### Task brief
Gather up the lines with the word "page" in them.

### Supplied material
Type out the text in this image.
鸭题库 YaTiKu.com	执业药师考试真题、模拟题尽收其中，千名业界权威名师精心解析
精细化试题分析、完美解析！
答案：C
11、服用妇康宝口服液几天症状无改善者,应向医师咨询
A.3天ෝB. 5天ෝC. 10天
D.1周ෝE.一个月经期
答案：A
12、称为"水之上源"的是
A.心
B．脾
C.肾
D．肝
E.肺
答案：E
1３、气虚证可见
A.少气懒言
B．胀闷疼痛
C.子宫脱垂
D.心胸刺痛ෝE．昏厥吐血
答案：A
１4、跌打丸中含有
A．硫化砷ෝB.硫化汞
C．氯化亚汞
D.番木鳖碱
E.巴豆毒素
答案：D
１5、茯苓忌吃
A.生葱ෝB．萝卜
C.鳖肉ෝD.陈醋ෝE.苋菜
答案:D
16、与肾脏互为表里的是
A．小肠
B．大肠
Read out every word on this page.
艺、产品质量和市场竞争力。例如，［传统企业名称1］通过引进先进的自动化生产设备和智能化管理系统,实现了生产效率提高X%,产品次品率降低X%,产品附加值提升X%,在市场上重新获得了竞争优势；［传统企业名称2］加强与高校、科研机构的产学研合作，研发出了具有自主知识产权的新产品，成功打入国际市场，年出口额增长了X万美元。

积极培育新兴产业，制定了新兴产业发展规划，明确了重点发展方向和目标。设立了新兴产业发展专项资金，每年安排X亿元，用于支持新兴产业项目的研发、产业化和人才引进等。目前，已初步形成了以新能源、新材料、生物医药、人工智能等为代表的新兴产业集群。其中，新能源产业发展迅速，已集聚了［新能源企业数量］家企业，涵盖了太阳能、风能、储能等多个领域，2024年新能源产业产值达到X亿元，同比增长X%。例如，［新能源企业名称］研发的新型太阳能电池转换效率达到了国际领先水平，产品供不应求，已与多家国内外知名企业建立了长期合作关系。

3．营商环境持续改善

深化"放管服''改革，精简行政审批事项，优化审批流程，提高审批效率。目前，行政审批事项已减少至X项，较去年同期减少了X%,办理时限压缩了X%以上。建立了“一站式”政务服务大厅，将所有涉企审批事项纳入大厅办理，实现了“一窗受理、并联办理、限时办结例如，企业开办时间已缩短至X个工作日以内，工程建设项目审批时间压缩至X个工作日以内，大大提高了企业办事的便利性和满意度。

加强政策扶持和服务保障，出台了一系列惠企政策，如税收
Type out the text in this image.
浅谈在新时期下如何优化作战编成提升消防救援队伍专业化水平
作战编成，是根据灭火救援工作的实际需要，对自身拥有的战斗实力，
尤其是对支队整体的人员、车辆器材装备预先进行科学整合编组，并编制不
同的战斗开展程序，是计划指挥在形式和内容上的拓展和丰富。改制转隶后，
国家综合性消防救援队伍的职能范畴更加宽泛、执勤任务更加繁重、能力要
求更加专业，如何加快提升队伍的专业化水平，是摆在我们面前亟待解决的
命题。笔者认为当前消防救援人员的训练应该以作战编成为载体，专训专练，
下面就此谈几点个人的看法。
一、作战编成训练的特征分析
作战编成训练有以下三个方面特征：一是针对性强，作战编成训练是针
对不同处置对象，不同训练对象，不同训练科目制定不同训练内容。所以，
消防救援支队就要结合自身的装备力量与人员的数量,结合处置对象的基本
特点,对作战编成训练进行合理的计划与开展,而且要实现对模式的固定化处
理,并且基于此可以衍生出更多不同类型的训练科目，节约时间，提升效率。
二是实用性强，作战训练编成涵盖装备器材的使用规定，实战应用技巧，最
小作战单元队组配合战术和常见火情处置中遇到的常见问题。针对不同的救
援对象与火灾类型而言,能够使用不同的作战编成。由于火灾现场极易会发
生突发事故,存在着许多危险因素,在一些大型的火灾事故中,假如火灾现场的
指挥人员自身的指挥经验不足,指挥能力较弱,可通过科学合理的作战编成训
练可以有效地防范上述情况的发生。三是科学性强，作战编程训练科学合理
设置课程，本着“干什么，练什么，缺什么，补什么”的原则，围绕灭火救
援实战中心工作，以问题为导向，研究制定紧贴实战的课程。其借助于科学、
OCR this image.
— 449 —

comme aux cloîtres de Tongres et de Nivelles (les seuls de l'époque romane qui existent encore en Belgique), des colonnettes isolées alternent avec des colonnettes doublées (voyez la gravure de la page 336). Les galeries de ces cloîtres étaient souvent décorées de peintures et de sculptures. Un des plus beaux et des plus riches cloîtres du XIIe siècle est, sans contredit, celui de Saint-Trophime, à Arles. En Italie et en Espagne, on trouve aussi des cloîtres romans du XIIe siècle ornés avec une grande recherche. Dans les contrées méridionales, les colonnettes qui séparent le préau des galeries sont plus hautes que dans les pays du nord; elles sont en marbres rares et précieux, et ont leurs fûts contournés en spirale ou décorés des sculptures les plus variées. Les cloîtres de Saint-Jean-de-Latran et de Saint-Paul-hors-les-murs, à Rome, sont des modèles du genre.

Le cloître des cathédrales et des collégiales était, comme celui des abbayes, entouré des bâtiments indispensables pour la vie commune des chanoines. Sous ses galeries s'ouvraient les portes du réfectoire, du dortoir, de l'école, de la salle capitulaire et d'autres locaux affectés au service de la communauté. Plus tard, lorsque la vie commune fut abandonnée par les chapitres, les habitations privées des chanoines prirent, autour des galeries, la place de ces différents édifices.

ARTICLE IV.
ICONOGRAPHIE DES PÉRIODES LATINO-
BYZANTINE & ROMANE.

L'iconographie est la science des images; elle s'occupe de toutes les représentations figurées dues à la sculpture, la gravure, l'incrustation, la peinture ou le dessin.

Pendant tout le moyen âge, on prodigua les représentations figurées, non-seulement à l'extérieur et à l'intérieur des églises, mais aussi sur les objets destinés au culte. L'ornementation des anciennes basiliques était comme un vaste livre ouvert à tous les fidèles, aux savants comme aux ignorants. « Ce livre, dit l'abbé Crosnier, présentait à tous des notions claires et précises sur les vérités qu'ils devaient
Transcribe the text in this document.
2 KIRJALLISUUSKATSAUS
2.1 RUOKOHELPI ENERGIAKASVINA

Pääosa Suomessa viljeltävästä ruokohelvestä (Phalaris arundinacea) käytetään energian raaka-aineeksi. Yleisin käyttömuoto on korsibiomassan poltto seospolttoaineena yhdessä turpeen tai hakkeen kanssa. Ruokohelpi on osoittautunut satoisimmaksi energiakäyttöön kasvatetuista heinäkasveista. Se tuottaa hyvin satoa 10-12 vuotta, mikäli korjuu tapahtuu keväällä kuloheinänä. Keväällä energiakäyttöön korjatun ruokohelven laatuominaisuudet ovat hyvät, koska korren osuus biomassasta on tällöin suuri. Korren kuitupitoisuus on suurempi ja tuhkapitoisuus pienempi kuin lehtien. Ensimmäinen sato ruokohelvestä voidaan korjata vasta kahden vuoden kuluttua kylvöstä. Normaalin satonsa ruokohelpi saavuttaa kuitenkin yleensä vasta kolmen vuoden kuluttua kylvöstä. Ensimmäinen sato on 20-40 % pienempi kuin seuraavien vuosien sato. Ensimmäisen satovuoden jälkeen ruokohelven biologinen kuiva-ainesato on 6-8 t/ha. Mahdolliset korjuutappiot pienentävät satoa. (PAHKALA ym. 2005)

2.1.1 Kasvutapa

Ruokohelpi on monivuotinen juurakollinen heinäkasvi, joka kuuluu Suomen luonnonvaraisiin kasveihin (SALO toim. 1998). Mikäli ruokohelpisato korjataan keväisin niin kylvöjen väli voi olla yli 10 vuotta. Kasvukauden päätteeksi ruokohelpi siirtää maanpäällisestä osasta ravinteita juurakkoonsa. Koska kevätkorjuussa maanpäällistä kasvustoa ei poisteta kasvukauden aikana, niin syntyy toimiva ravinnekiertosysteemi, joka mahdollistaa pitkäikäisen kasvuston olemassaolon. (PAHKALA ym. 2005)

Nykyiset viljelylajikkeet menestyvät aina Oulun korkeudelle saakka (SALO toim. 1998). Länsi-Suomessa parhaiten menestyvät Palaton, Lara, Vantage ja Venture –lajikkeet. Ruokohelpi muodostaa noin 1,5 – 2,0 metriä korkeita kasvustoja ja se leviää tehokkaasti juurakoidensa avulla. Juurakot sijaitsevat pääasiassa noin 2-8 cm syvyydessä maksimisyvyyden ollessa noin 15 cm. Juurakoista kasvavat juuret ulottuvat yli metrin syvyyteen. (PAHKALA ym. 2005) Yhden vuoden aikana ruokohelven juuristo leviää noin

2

### Exercise answer
Read out every word on this page.
comme aux cloîtres de Tongres et de Nivelles (les seuls de l'époque romane qui existent encore en Belgique), des colonnettes isolées alternent avec des colonnettes doublées (voyez la gravure de la page 336). Les galeries de ces cloîtres étaient souvent décorées de peintures et de sculptures. Un des plus beaux et des plus riches cloîtres du XIIe siècle est, sans contredit, celui de Saint-Trophime, à Arles. En Italie et en Espagne, on trouve aussi des cloîtres romans du XIIe siècle ornés avec une grande recherche. Dans les contrées méridionales, les colonnettes qui séparent le préau des galeries sont plus hautes que dans les pays du nord; elles sont en marbres rares et précieux, et ont leurs fûts contournés en spirale ou décorés des sculptures les plus variées. Les cloîtres de Saint-Jean-de-Latran et de Saint-Paul-hors-les-murs, à Rome, sont des modèles du genre.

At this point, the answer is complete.